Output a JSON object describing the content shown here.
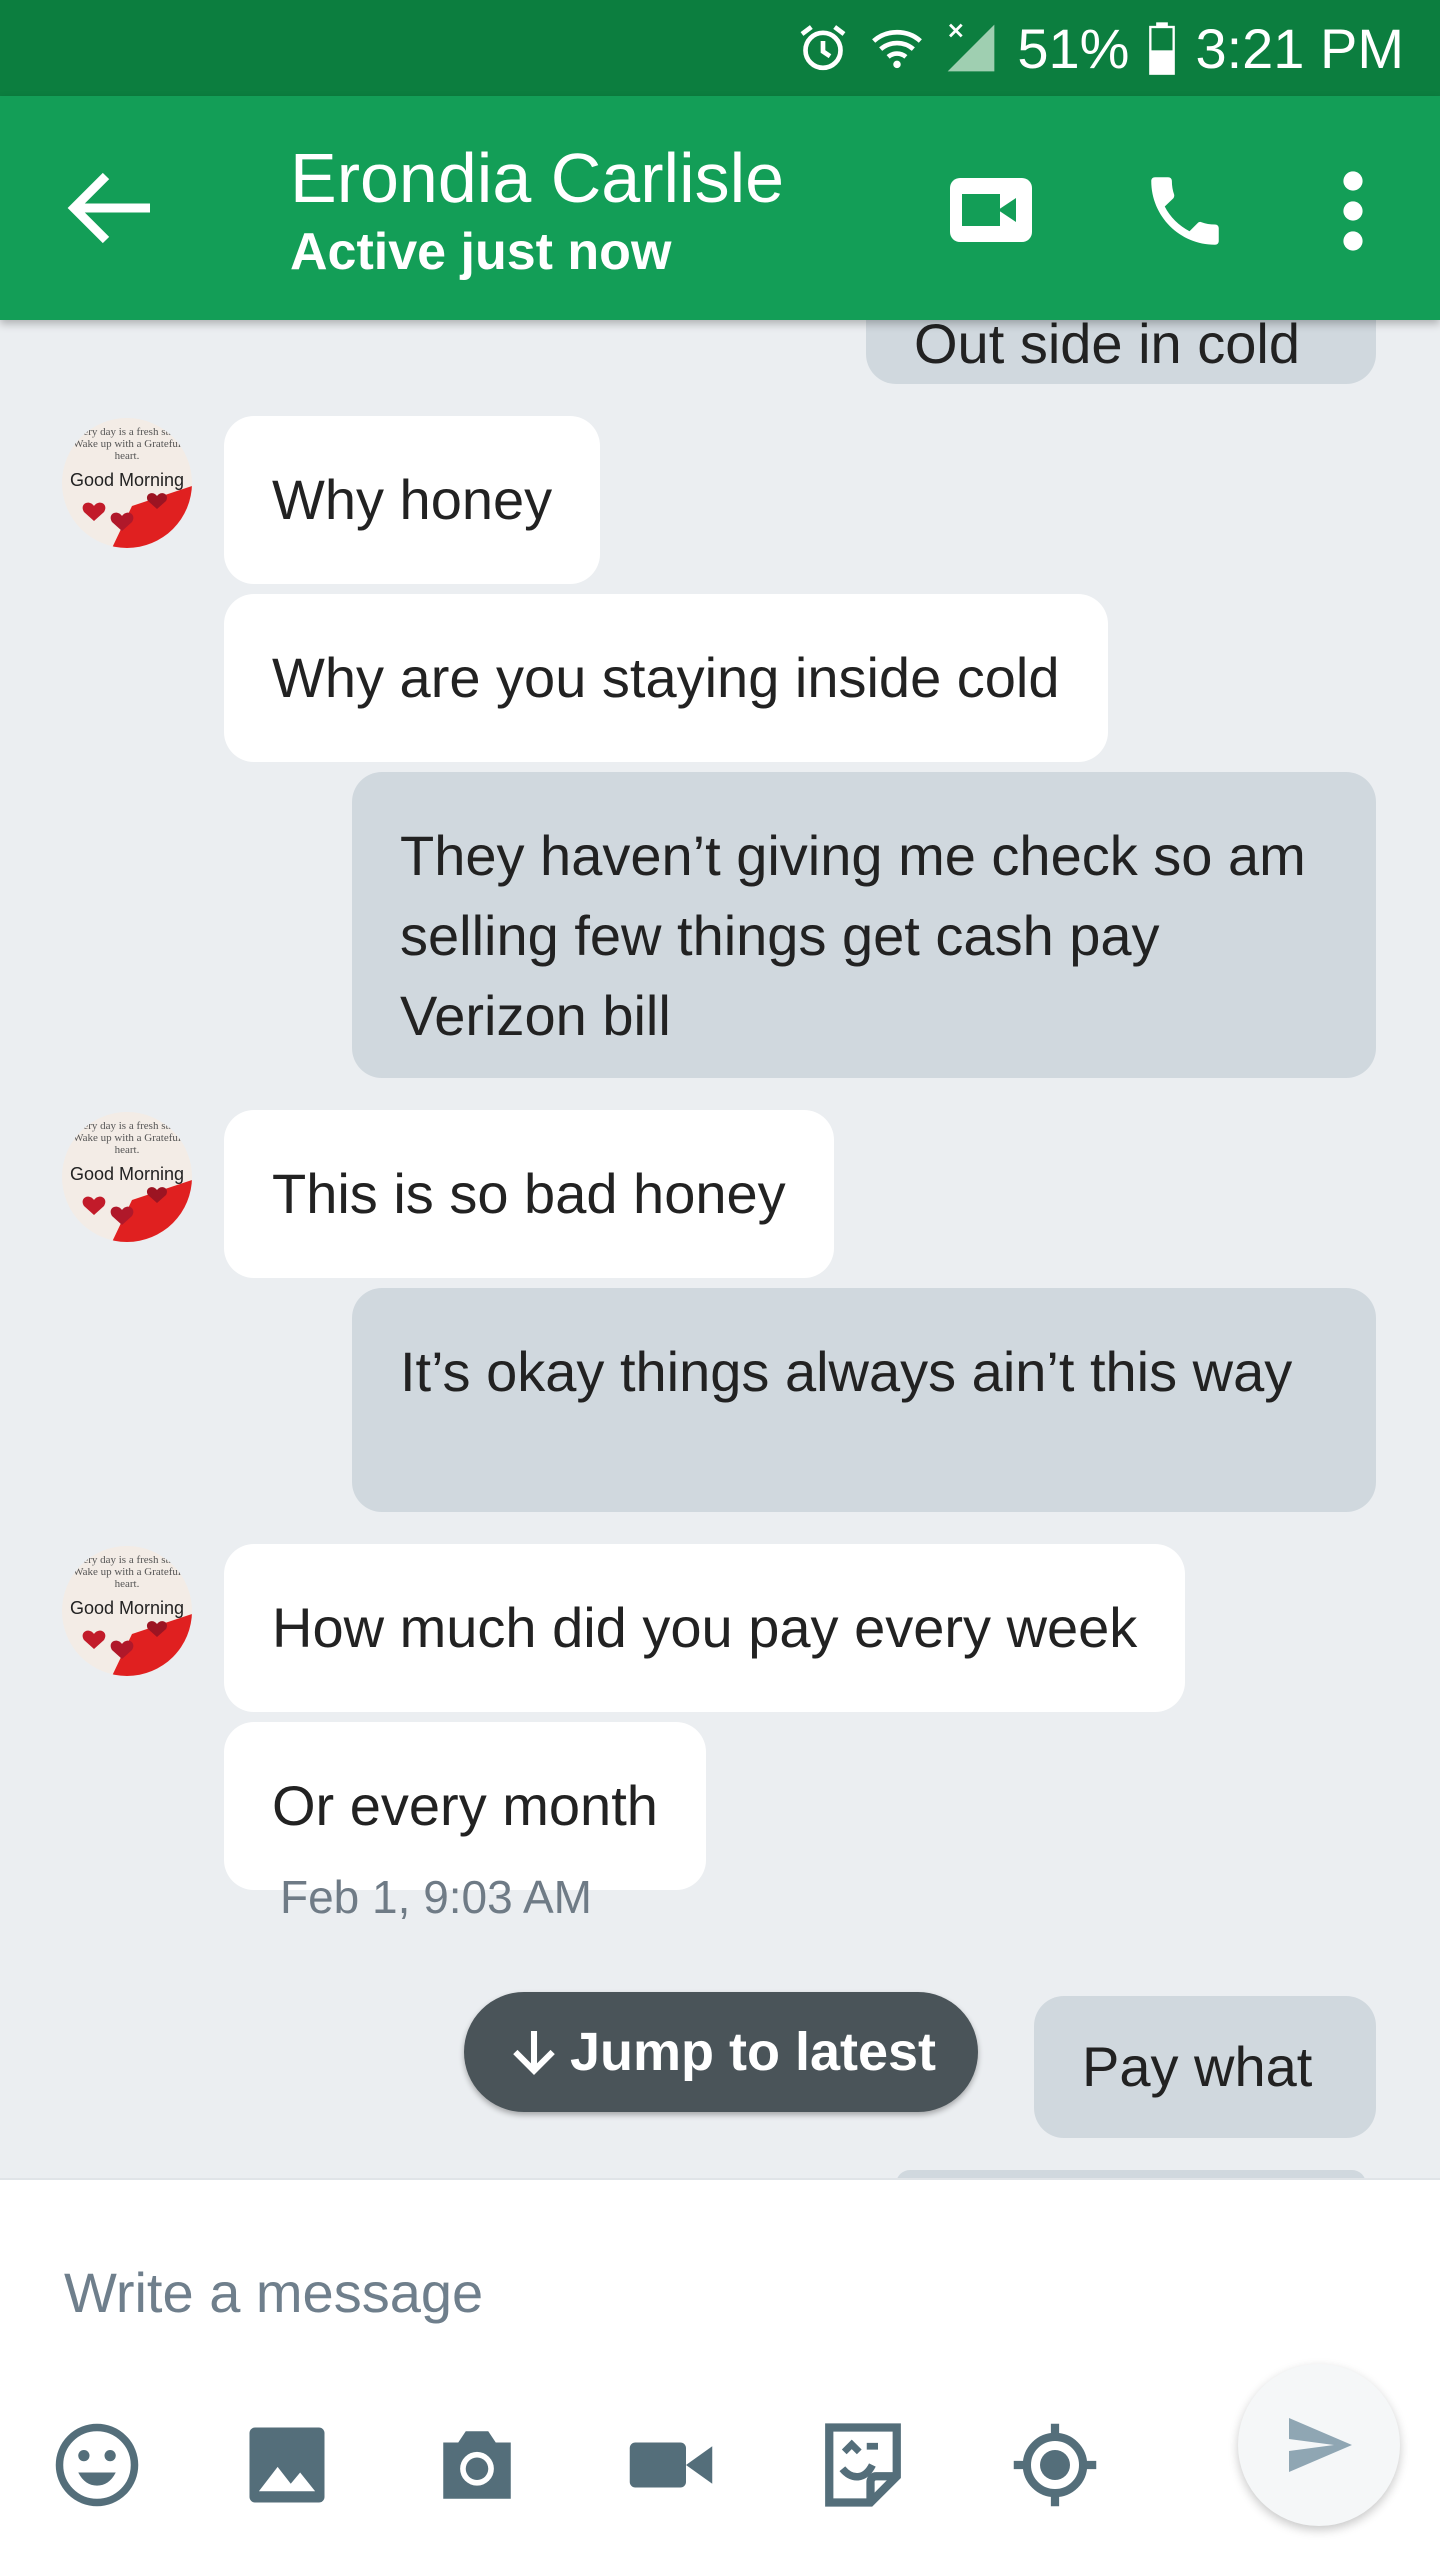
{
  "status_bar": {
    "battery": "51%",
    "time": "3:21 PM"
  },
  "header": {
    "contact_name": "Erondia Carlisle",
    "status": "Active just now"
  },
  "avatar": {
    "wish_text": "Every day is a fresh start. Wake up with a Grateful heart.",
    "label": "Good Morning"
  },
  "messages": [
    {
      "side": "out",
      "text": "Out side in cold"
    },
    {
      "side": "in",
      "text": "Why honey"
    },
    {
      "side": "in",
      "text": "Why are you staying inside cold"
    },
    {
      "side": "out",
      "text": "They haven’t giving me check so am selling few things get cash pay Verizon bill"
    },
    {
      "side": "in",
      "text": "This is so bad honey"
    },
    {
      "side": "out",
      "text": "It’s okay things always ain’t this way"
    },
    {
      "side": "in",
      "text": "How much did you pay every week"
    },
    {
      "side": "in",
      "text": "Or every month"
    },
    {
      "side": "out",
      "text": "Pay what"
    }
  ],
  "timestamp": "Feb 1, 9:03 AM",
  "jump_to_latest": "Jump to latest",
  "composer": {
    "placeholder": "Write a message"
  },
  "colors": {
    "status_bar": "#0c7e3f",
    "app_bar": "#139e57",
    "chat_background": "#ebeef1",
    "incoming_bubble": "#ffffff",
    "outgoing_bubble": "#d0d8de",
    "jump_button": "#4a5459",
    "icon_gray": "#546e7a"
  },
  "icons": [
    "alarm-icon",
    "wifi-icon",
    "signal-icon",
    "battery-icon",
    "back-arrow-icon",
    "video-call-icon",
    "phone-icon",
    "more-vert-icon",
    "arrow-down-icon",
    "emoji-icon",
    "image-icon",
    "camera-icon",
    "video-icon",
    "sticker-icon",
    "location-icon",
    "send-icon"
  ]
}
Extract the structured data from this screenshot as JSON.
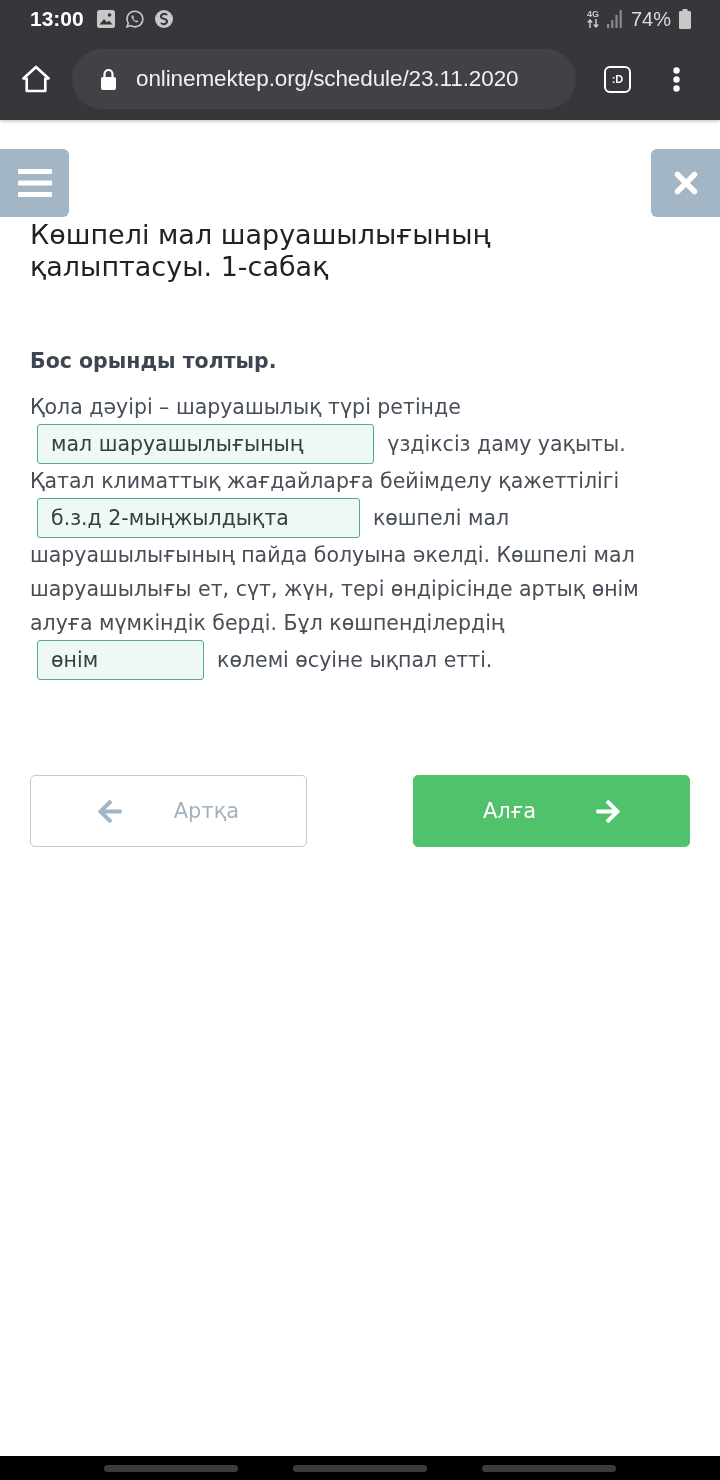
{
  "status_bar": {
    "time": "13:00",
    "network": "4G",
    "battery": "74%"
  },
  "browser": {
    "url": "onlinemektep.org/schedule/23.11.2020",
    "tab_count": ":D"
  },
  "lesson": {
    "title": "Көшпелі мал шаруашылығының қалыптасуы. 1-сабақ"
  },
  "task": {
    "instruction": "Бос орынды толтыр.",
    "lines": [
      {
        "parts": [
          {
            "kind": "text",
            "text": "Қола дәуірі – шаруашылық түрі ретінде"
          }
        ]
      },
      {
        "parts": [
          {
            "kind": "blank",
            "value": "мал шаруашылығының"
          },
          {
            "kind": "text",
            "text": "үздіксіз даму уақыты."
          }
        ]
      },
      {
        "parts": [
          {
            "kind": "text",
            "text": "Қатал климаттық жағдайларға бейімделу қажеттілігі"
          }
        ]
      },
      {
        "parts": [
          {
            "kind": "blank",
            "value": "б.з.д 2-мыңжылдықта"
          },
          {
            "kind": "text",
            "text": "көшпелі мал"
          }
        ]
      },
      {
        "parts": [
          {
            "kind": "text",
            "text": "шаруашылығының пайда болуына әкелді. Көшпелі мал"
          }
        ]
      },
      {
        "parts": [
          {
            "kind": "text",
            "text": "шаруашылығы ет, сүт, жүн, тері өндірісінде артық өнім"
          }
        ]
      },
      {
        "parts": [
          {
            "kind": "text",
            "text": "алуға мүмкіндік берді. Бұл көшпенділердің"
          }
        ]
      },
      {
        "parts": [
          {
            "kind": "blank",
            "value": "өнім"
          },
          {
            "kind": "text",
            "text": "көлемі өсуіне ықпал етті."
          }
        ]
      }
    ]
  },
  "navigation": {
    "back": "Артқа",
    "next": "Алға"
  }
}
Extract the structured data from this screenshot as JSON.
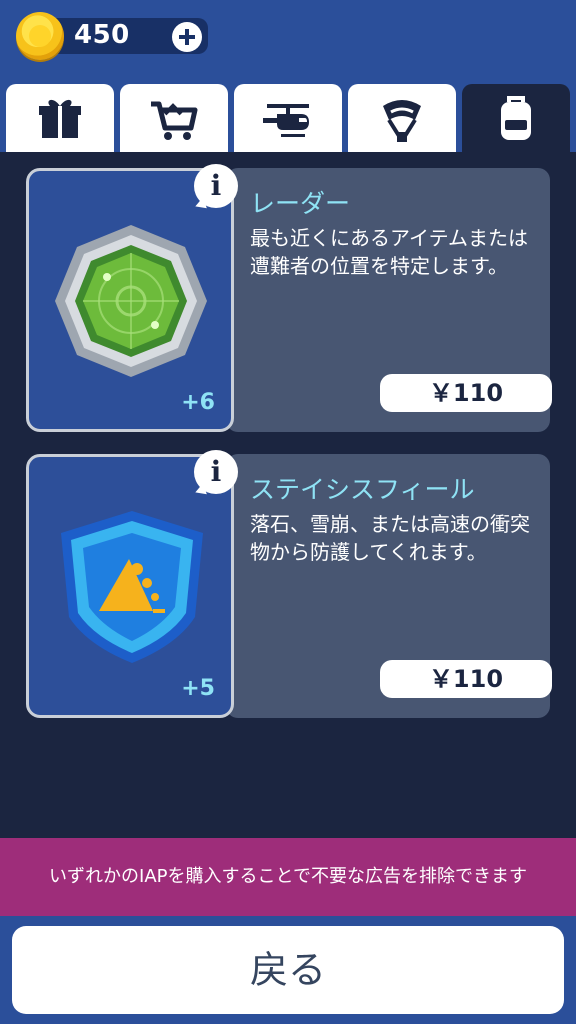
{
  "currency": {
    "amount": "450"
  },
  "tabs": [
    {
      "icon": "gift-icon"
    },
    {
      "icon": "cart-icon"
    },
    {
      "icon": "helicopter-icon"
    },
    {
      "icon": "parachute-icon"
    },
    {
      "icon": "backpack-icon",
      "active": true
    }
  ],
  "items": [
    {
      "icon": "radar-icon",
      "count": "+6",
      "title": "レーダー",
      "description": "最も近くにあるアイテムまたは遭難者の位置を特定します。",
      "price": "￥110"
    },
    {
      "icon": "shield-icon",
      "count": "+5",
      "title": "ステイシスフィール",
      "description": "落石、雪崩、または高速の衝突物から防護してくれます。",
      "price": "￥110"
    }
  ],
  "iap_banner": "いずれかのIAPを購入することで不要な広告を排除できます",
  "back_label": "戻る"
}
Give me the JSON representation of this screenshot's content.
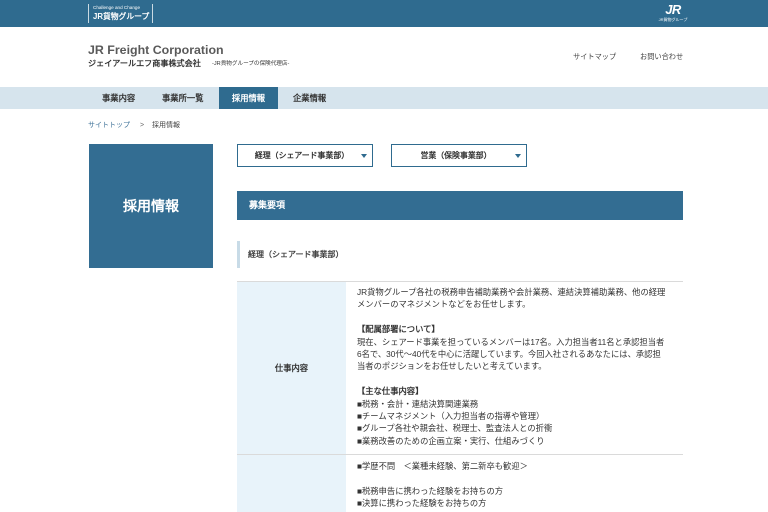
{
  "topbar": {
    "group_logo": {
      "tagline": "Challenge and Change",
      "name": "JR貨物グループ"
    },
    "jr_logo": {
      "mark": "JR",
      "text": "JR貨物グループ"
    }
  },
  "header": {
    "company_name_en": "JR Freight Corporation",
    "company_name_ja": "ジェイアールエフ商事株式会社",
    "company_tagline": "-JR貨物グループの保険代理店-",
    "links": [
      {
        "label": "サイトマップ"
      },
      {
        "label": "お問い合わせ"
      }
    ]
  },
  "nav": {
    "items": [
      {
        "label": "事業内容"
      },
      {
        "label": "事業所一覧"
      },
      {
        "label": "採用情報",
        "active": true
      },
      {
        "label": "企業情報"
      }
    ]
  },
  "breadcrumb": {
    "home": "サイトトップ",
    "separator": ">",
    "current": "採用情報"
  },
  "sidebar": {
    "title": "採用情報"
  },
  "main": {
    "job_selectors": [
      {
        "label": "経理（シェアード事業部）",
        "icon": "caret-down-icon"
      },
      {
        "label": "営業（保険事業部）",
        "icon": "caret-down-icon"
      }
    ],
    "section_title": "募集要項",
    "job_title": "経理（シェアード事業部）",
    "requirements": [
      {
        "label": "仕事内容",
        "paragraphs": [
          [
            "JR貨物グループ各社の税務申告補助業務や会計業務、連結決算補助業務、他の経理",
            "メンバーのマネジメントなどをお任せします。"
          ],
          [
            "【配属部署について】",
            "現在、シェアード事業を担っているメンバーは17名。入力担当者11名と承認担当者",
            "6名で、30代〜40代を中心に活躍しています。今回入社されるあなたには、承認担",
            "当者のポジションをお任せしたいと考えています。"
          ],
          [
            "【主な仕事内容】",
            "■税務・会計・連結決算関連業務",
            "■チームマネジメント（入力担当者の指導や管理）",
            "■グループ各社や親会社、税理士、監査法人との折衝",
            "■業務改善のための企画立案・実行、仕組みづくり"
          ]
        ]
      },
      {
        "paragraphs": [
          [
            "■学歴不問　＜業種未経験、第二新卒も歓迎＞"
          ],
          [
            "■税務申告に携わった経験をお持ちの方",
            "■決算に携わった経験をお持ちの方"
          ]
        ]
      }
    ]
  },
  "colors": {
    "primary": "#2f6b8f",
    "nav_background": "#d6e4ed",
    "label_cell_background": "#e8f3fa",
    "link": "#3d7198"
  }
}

..............................

● **What is required**
Within the material above, find the lines that contain the word "content"; copy them.

● **Response to this task**
Output a JSON object describing the content shown here.
Give me the JSON representation of this screenshot's content.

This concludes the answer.